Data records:
■ ■ ■ ■ ■ ■ ■

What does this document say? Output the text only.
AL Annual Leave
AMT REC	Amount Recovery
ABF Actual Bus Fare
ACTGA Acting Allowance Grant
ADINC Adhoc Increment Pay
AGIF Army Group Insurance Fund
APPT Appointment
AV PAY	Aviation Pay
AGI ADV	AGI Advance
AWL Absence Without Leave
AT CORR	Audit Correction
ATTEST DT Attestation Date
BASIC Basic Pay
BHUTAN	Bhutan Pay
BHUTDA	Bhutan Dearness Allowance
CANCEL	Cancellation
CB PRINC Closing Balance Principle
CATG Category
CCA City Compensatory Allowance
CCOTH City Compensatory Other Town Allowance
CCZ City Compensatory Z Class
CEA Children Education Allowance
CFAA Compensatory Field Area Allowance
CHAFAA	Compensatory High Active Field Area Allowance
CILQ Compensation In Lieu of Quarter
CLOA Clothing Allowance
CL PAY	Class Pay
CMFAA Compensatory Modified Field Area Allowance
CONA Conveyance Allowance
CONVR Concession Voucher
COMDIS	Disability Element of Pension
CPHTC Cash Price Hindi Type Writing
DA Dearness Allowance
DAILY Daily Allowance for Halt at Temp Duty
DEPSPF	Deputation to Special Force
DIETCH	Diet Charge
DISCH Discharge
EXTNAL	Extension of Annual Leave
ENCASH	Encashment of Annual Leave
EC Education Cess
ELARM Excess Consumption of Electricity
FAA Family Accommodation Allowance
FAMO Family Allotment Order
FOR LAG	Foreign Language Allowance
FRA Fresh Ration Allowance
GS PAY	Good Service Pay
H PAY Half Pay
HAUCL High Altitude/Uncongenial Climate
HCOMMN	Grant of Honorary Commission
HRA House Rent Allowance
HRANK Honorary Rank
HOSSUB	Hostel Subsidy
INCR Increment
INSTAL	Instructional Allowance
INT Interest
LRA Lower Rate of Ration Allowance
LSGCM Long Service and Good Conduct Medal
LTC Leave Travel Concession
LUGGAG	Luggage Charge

■ ■ ■ ■ ■ ■ ■

**Task brief**:
In the listing above, find each line with the word "Area" and copy it.

**Final result**:
CFAA Compensatory Field Area Allowance
CHAFAA	Compensatory High Active Field Area Allowance
CMFAA Compensatory Modified Field Area Allowance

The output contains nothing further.